◆ **GIVEN REQUEST**
Write out the full listing exactly as given, minus the images.

◆ **DATA ROWS**
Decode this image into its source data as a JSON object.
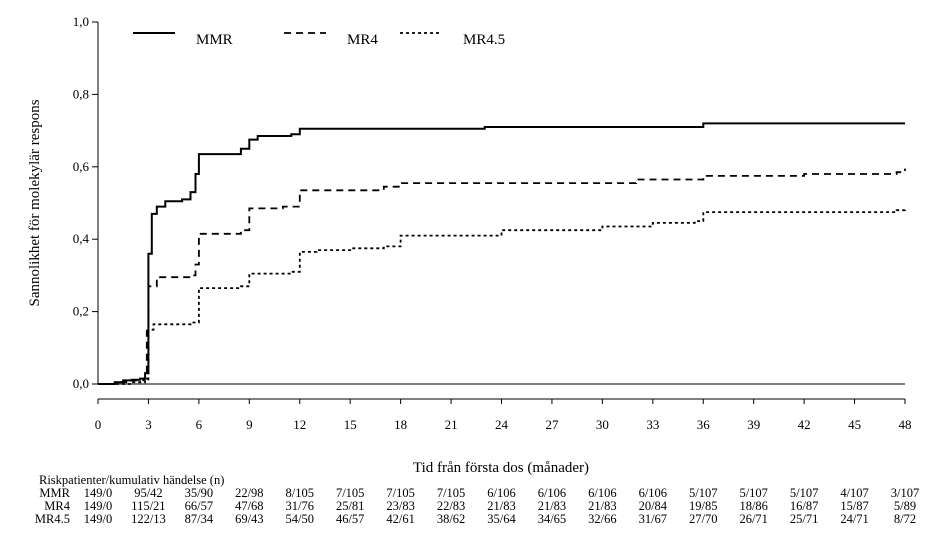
{
  "chart_data": {
    "type": "line",
    "step": true,
    "xlabel": "Tid från första dos (månader)",
    "ylabel": "Sannolikhet för molekylär respons",
    "xlim": [
      0,
      48
    ],
    "ylim": [
      0,
      1.0
    ],
    "x_ticks": [
      "0",
      "3",
      "6",
      "9",
      "12",
      "15",
      "18",
      "21",
      "24",
      "27",
      "30",
      "33",
      "36",
      "39",
      "42",
      "45",
      "48"
    ],
    "y_ticks": [
      "0,0",
      "0,2",
      "0,4",
      "0,6",
      "0,8",
      "1,0"
    ],
    "grid": false,
    "legend_position": "top",
    "series": [
      {
        "name": "MMR",
        "style": "solid",
        "color": "#000000",
        "points": [
          [
            0,
            0
          ],
          [
            1,
            0.005
          ],
          [
            1.5,
            0.01
          ],
          [
            2,
            0.012
          ],
          [
            2.5,
            0.015
          ],
          [
            2.8,
            0.03
          ],
          [
            3,
            0.36
          ],
          [
            3.2,
            0.47
          ],
          [
            3.5,
            0.49
          ],
          [
            4,
            0.505
          ],
          [
            5,
            0.51
          ],
          [
            5.5,
            0.53
          ],
          [
            5.8,
            0.58
          ],
          [
            6,
            0.635
          ],
          [
            8.5,
            0.65
          ],
          [
            9,
            0.675
          ],
          [
            9.5,
            0.685
          ],
          [
            11.5,
            0.69
          ],
          [
            12,
            0.705
          ],
          [
            23,
            0.71
          ],
          [
            36,
            0.72
          ],
          [
            48,
            0.72
          ]
        ]
      },
      {
        "name": "MR4",
        "style": "dashed",
        "color": "#000000",
        "points": [
          [
            0,
            0
          ],
          [
            1,
            0.005
          ],
          [
            2,
            0.01
          ],
          [
            2.7,
            0.015
          ],
          [
            2.9,
            0.16
          ],
          [
            3,
            0.27
          ],
          [
            3.5,
            0.295
          ],
          [
            5.5,
            0.3
          ],
          [
            5.8,
            0.33
          ],
          [
            6,
            0.415
          ],
          [
            8.5,
            0.425
          ],
          [
            9,
            0.485
          ],
          [
            11,
            0.49
          ],
          [
            12,
            0.535
          ],
          [
            17,
            0.545
          ],
          [
            18,
            0.555
          ],
          [
            31,
            0.555
          ],
          [
            32,
            0.565
          ],
          [
            36,
            0.575
          ],
          [
            42,
            0.58
          ],
          [
            47.5,
            0.585
          ],
          [
            48,
            0.595
          ]
        ]
      },
      {
        "name": "MR4.5",
        "style": "dotted",
        "color": "#000000",
        "points": [
          [
            0,
            0
          ],
          [
            2,
            0.005
          ],
          [
            2.8,
            0.01
          ],
          [
            3,
            0.15
          ],
          [
            3.3,
            0.165
          ],
          [
            5.5,
            0.17
          ],
          [
            6,
            0.265
          ],
          [
            8.5,
            0.27
          ],
          [
            9,
            0.305
          ],
          [
            11.5,
            0.31
          ],
          [
            12,
            0.365
          ],
          [
            13,
            0.37
          ],
          [
            15,
            0.375
          ],
          [
            17,
            0.38
          ],
          [
            18,
            0.41
          ],
          [
            24,
            0.425
          ],
          [
            30,
            0.435
          ],
          [
            33,
            0.445
          ],
          [
            35.5,
            0.45
          ],
          [
            36,
            0.475
          ],
          [
            47.5,
            0.48
          ],
          [
            48,
            0.485
          ]
        ]
      }
    ]
  },
  "risk_table": {
    "title": "Riskpatienter/kumulativ händelse (n)",
    "rows": [
      {
        "label": "MMR",
        "values": [
          "149/0",
          "95/42",
          "35/90",
          "22/98",
          "8/105",
          "7/105",
          "7/105",
          "7/105",
          "6/106",
          "6/106",
          "6/106",
          "6/106",
          "5/107",
          "5/107",
          "5/107",
          "4/107",
          "3/107"
        ]
      },
      {
        "label": "MR4",
        "values": [
          "149/0",
          "115/21",
          "66/57",
          "47/68",
          "31/76",
          "25/81",
          "23/83",
          "22/83",
          "21/83",
          "21/83",
          "21/83",
          "20/84",
          "19/85",
          "18/86",
          "16/87",
          "15/87",
          "5/89"
        ]
      },
      {
        "label": "MR4.5",
        "values": [
          "149/0",
          "122/13",
          "87/34",
          "69/43",
          "54/50",
          "46/57",
          "42/61",
          "38/62",
          "35/64",
          "34/65",
          "32/66",
          "31/67",
          "27/70",
          "26/71",
          "25/71",
          "24/71",
          "8/72"
        ]
      }
    ]
  }
}
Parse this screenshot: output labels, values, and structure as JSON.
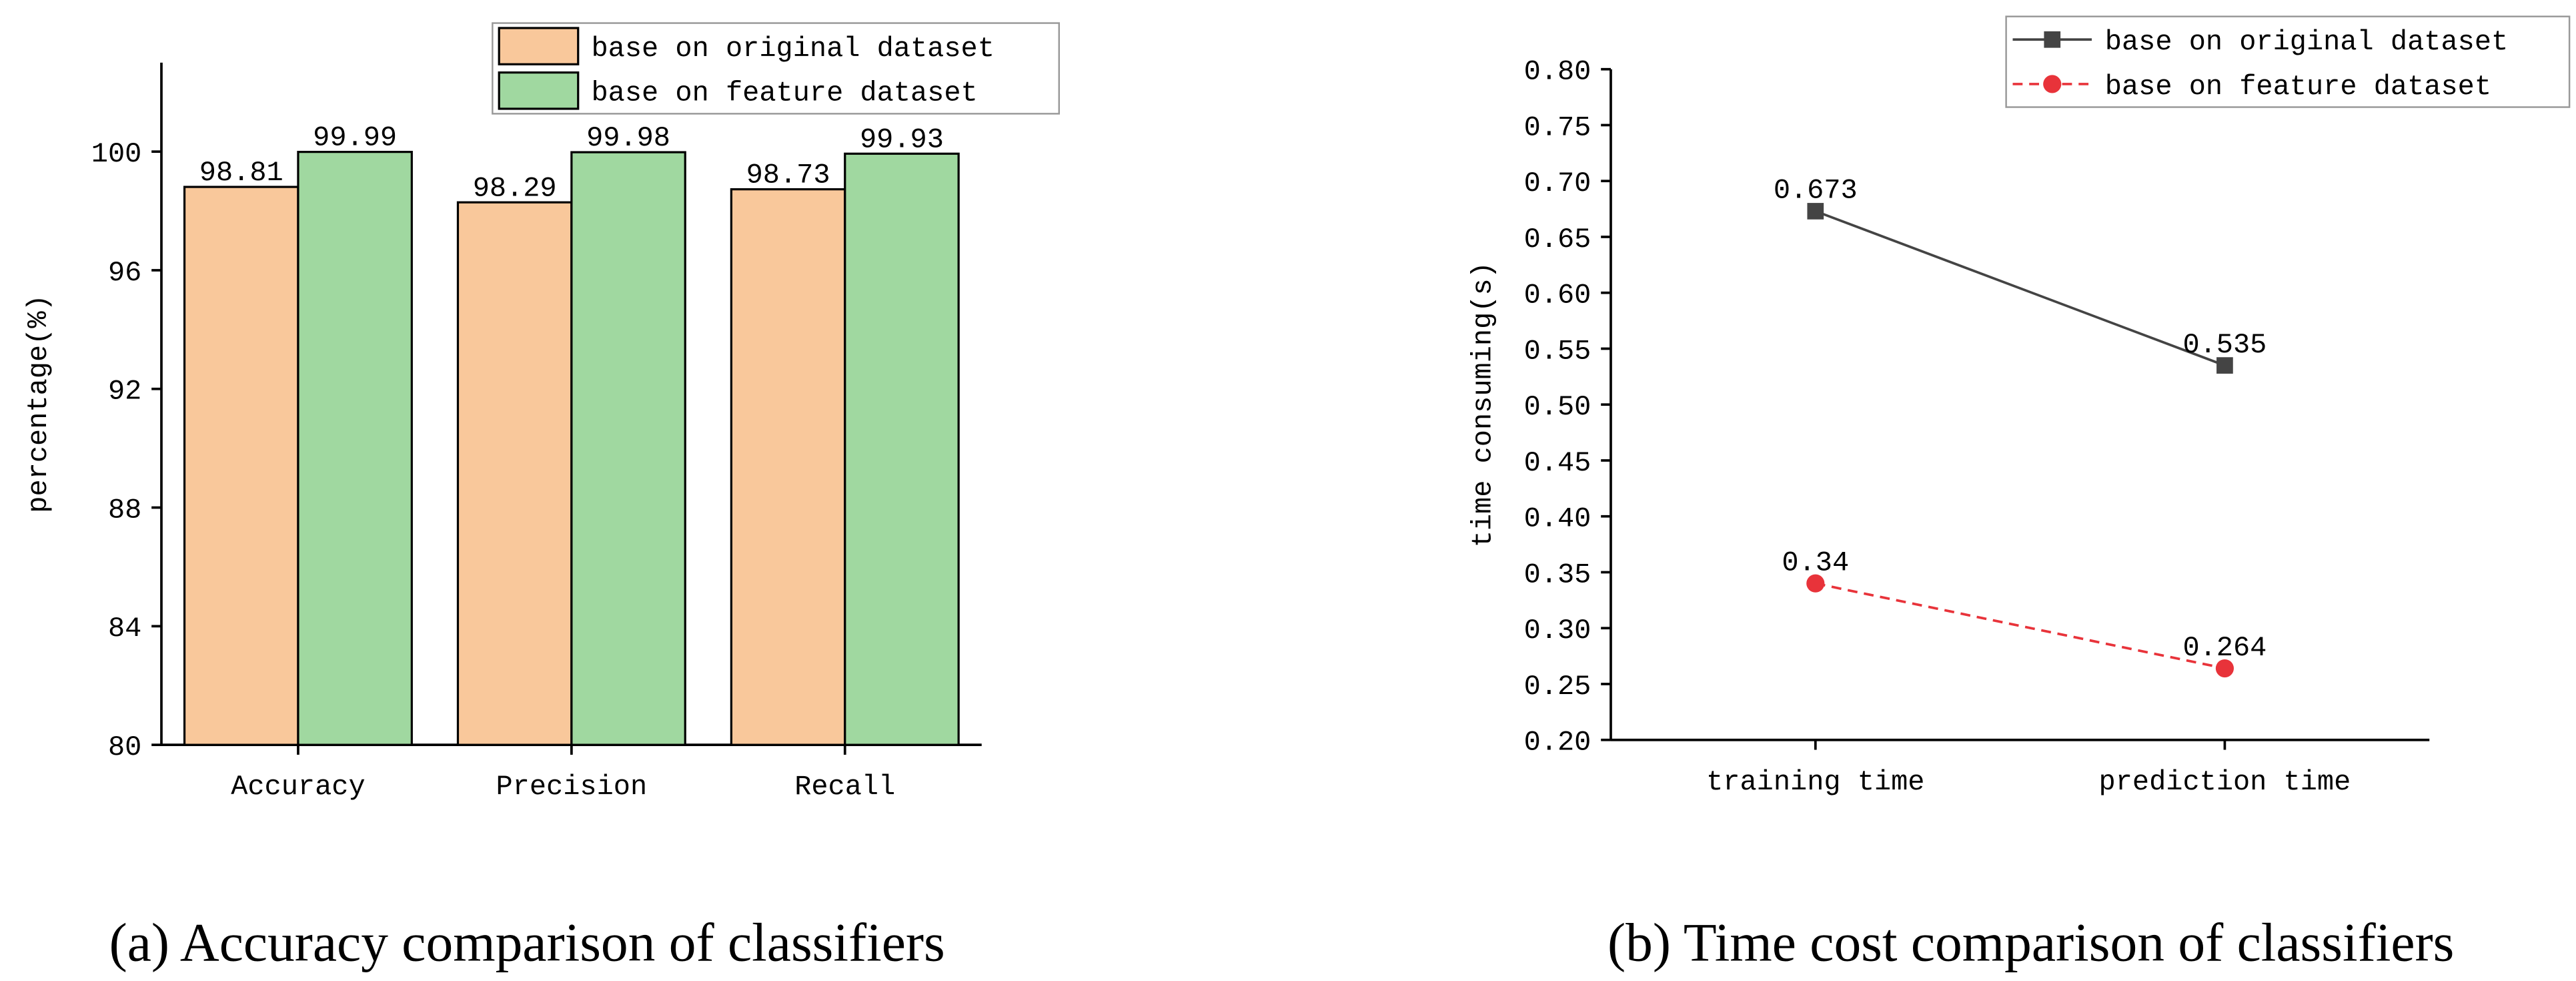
{
  "chart_data": [
    {
      "type": "bar",
      "caption": "(a) Accuracy comparison of classifiers",
      "ylabel": "percentage(%)",
      "categories": [
        "Accuracy",
        "Precision",
        "Recall"
      ],
      "series": [
        {
          "name": "base on original dataset",
          "color": "#f9c89b",
          "values": [
            98.81,
            98.29,
            98.73
          ]
        },
        {
          "name": "base on feature dataset",
          "color": "#a0d8a0",
          "values": [
            99.99,
            99.98,
            99.93
          ]
        }
      ],
      "ylim": [
        80,
        103
      ],
      "yticks": [
        80,
        84,
        88,
        92,
        96,
        100
      ]
    },
    {
      "type": "line",
      "caption": "(b) Time cost comparison of classifiers",
      "ylabel": "time consuming(s)",
      "categories": [
        "training time",
        "prediction time"
      ],
      "series": [
        {
          "name": "base on original dataset",
          "color": "#444444",
          "marker": "square",
          "dashed": false,
          "values": [
            0.673,
            0.535
          ]
        },
        {
          "name": "base on feature dataset",
          "color": "#e8333a",
          "marker": "circle",
          "dashed": true,
          "values": [
            0.34,
            0.264
          ]
        }
      ],
      "ylim": [
        0.2,
        0.8
      ],
      "yticks": [
        {
          "value": 0.2,
          "label": "0.20"
        },
        0.25,
        {
          "value": 0.3,
          "label": "0.30"
        },
        0.35,
        {
          "value": 0.4,
          "label": "0.40"
        },
        0.45,
        {
          "value": 0.5,
          "label": "0.50"
        },
        0.55,
        {
          "value": 0.6,
          "label": "0.60"
        },
        0.65,
        {
          "value": 0.7,
          "label": "0.70"
        },
        0.75,
        {
          "value": 0.8,
          "label": "0.80"
        }
      ]
    }
  ]
}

◆ **TASK SOLUTION**
Decode this image into its source data as a JSON object.
{
  "chart_data": {
    "type": "line",
    "step": true,
    "xlabel": "Tid från första dos (månader)",
    "ylabel": "Sannolikhet för molekylär respons",
    "xlim": [
      0,
      48
    ],
    "ylim": [
      0,
      1.0
    ],
    "x_ticks": [
      "0",
      "3",
      "6",
      "9",
      "12",
      "15",
      "18",
      "21",
      "24",
      "27",
      "30",
      "33",
      "36",
      "39",
      "42",
      "45",
      "48"
    ],
    "y_ticks": [
      "0,0",
      "0,2",
      "0,4",
      "0,6",
      "0,8",
      "1,0"
    ],
    "grid": false,
    "legend_position": "top",
    "series": [
      {
        "name": "MMR",
        "style": "solid",
        "color": "#000000",
        "points": [
          [
            0,
            0
          ],
          [
            1,
            0.005
          ],
          [
            1.5,
            0.01
          ],
          [
            2,
            0.012
          ],
          [
            2.5,
            0.015
          ],
          [
            2.8,
            0.03
          ],
          [
            3,
            0.36
          ],
          [
            3.2,
            0.47
          ],
          [
            3.5,
            0.49
          ],
          [
            4,
            0.505
          ],
          [
            5,
            0.51
          ],
          [
            5.5,
            0.53
          ],
          [
            5.8,
            0.58
          ],
          [
            6,
            0.635
          ],
          [
            8.5,
            0.65
          ],
          [
            9,
            0.675
          ],
          [
            9.5,
            0.685
          ],
          [
            11.5,
            0.69
          ],
          [
            12,
            0.705
          ],
          [
            23,
            0.71
          ],
          [
            36,
            0.72
          ],
          [
            48,
            0.72
          ]
        ]
      },
      {
        "name": "MR4",
        "style": "dashed",
        "color": "#000000",
        "points": [
          [
            0,
            0
          ],
          [
            1,
            0.005
          ],
          [
            2,
            0.01
          ],
          [
            2.7,
            0.015
          ],
          [
            2.9,
            0.16
          ],
          [
            3,
            0.27
          ],
          [
            3.5,
            0.295
          ],
          [
            5.5,
            0.3
          ],
          [
            5.8,
            0.33
          ],
          [
            6,
            0.415
          ],
          [
            8.5,
            0.425
          ],
          [
            9,
            0.485
          ],
          [
            11,
            0.49
          ],
          [
            12,
            0.535
          ],
          [
            17,
            0.545
          ],
          [
            18,
            0.555
          ],
          [
            31,
            0.555
          ],
          [
            32,
            0.565
          ],
          [
            36,
            0.575
          ],
          [
            42,
            0.58
          ],
          [
            47.5,
            0.585
          ],
          [
            48,
            0.595
          ]
        ]
      },
      {
        "name": "MR4.5",
        "style": "dotted",
        "color": "#000000",
        "points": [
          [
            0,
            0
          ],
          [
            2,
            0.005
          ],
          [
            2.8,
            0.01
          ],
          [
            3,
            0.15
          ],
          [
            3.3,
            0.165
          ],
          [
            5.5,
            0.17
          ],
          [
            6,
            0.265
          ],
          [
            8.5,
            0.27
          ],
          [
            9,
            0.305
          ],
          [
            11.5,
            0.31
          ],
          [
            12,
            0.365
          ],
          [
            13,
            0.37
          ],
          [
            15,
            0.375
          ],
          [
            17,
            0.38
          ],
          [
            18,
            0.41
          ],
          [
            24,
            0.425
          ],
          [
            30,
            0.435
          ],
          [
            33,
            0.445
          ],
          [
            35.5,
            0.45
          ],
          [
            36,
            0.475
          ],
          [
            47.5,
            0.48
          ],
          [
            48,
            0.485
          ]
        ]
      }
    ]
  },
  "risk_table": {
    "title": "Riskpatienter/kumulativ händelse (n)",
    "rows": [
      {
        "label": "MMR",
        "values": [
          "149/0",
          "95/42",
          "35/90",
          "22/98",
          "8/105",
          "7/105",
          "7/105",
          "7/105",
          "6/106",
          "6/106",
          "6/106",
          "6/106",
          "5/107",
          "5/107",
          "5/107",
          "4/107",
          "3/107"
        ]
      },
      {
        "label": "MR4",
        "values": [
          "149/0",
          "115/21",
          "66/57",
          "47/68",
          "31/76",
          "25/81",
          "23/83",
          "22/83",
          "21/83",
          "21/83",
          "21/83",
          "20/84",
          "19/85",
          "18/86",
          "16/87",
          "15/87",
          "5/89"
        ]
      },
      {
        "label": "MR4.5",
        "values": [
          "149/0",
          "122/13",
          "87/34",
          "69/43",
          "54/50",
          "46/57",
          "42/61",
          "38/62",
          "35/64",
          "34/65",
          "32/66",
          "31/67",
          "27/70",
          "26/71",
          "25/71",
          "24/71",
          "8/72"
        ]
      }
    ]
  }
}
Parse this screenshot: output labels, values, and structure as JSON.
{
  "chart_data": [
    {
      "type": "bar",
      "caption": "(a) Accuracy comparison of classifiers",
      "ylabel": "percentage(%)",
      "categories": [
        "Accuracy",
        "Precision",
        "Recall"
      ],
      "series": [
        {
          "name": "base on original dataset",
          "color": "#f9c89b",
          "values": [
            98.81,
            98.29,
            98.73
          ]
        },
        {
          "name": "base on feature dataset",
          "color": "#a0d8a0",
          "values": [
            99.99,
            99.98,
            99.93
          ]
        }
      ],
      "ylim": [
        80,
        103
      ],
      "yticks": [
        80,
        84,
        88,
        92,
        96,
        100
      ]
    },
    {
      "type": "line",
      "caption": "(b) Time cost comparison of classifiers",
      "ylabel": "time consuming(s)",
      "categories": [
        "training time",
        "prediction time"
      ],
      "series": [
        {
          "name": "base on original dataset",
          "color": "#444444",
          "marker": "square",
          "dashed": false,
          "values": [
            0.673,
            0.535
          ]
        },
        {
          "name": "base on feature dataset",
          "color": "#e8333a",
          "marker": "circle",
          "dashed": true,
          "values": [
            0.34,
            0.264
          ]
        }
      ],
      "ylim": [
        0.2,
        0.8
      ],
      "yticks": [
        {
          "value": 0.2,
          "label": "0.20"
        },
        0.25,
        {
          "value": 0.3,
          "label": "0.30"
        },
        0.35,
        {
          "value": 0.4,
          "label": "0.40"
        },
        0.45,
        {
          "value": 0.5,
          "label": "0.50"
        },
        0.55,
        {
          "value": 0.6,
          "label": "0.60"
        },
        0.65,
        {
          "value": 0.7,
          "label": "0.70"
        },
        0.75,
        {
          "value": 0.8,
          "label": "0.80"
        }
      ]
    }
  ]
}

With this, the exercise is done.